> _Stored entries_
⁂
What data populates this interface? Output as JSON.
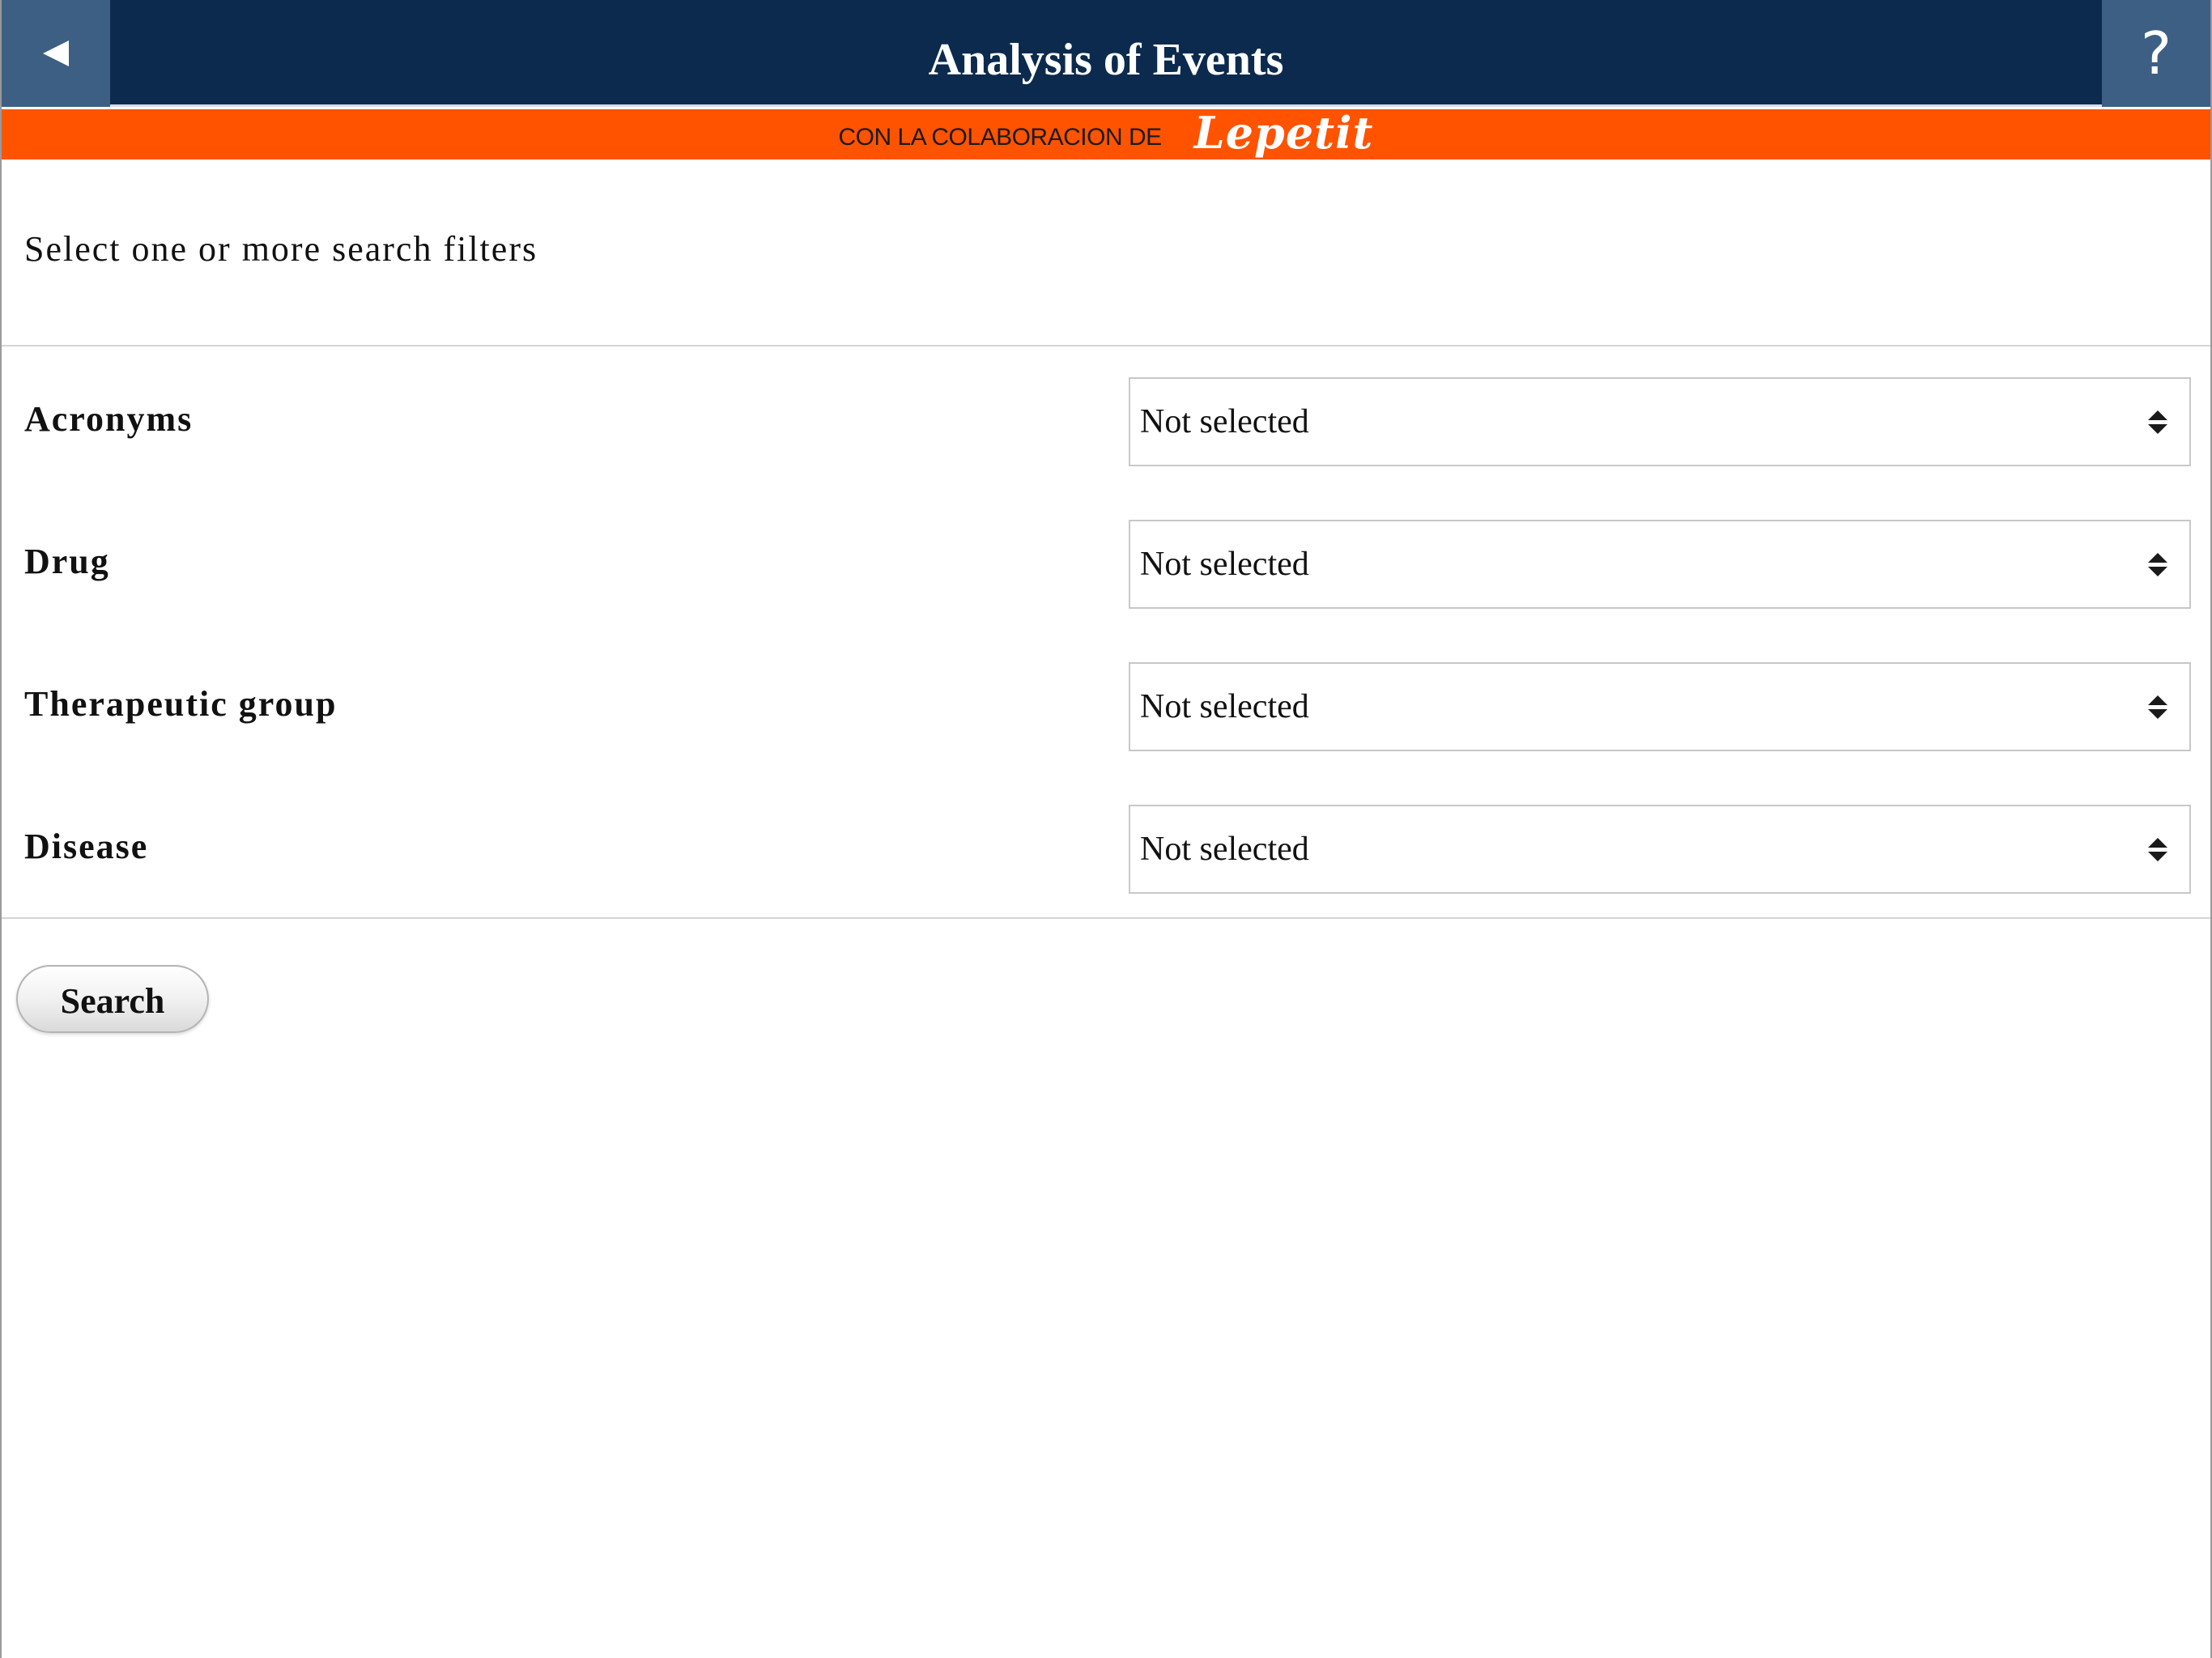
{
  "header": {
    "title": "Analysis of Events",
    "back_icon": "back-triangle-icon",
    "help_label": "?"
  },
  "sponsor": {
    "text": "CON LA COLABORACION DE",
    "logo": "Lepetit"
  },
  "instructions": "Select one or more search filters",
  "filters": [
    {
      "label": "Acronyms",
      "value": "Not selected"
    },
    {
      "label": "Drug",
      "value": "Not selected"
    },
    {
      "label": "Therapeutic group",
      "value": "Not selected"
    },
    {
      "label": "Disease",
      "value": "Not selected"
    }
  ],
  "search_button": "Search",
  "colors": {
    "header_bg": "#0c2a4e",
    "header_button_bg": "#3d5f84",
    "sponsor_bg": "#ff5300"
  }
}
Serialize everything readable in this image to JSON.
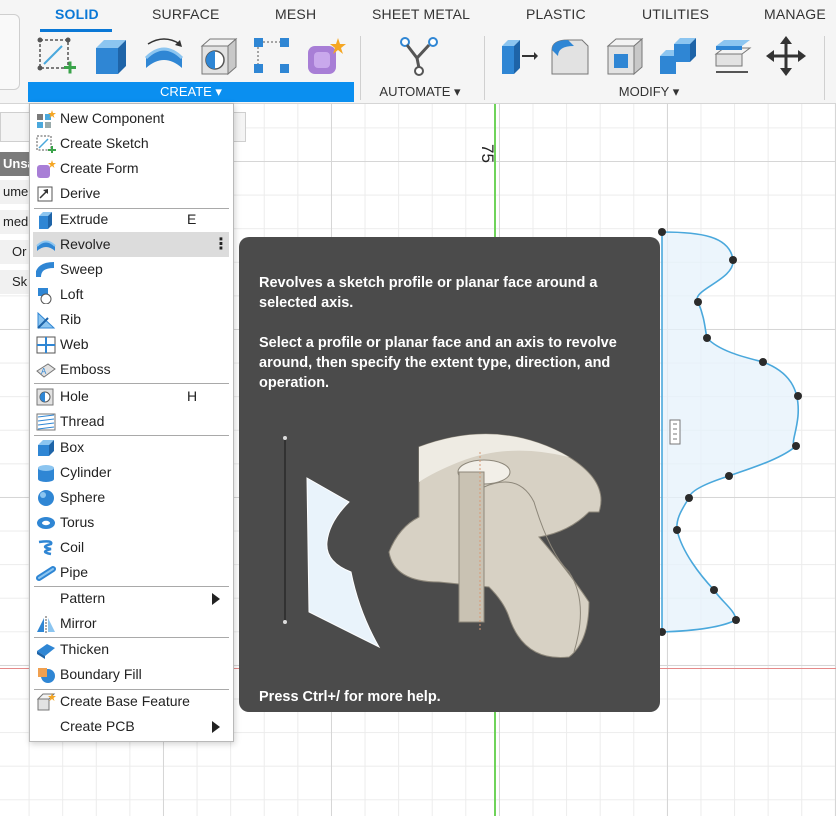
⁂
> _WHAT IS NEEDED_
Transcribe the records above verbatim. Do not carry over any picture.

> _OUTPUT_
What data populates this interface? Output as JSON.
{
  "header": {
    "title": "Analysis of Events",
    "back_icon": "back-triangle-icon",
    "help_label": "?"
  },
  "sponsor": {
    "text": "CON LA COLABORACION DE",
    "logo": "Lepetit"
  },
  "instructions": "Select one or more search filters",
  "filters": [
    {
      "label": "Acronyms",
      "value": "Not selected"
    },
    {
      "label": "Drug",
      "value": "Not selected"
    },
    {
      "label": "Therapeutic group",
      "value": "Not selected"
    },
    {
      "label": "Disease",
      "value": "Not selected"
    }
  ],
  "search_button": "Search",
  "colors": {
    "header_bg": "#0c2a4e",
    "header_button_bg": "#3d5f84",
    "sponsor_bg": "#ff5300"
  }
}
Serialize everything readable in this image to JSON.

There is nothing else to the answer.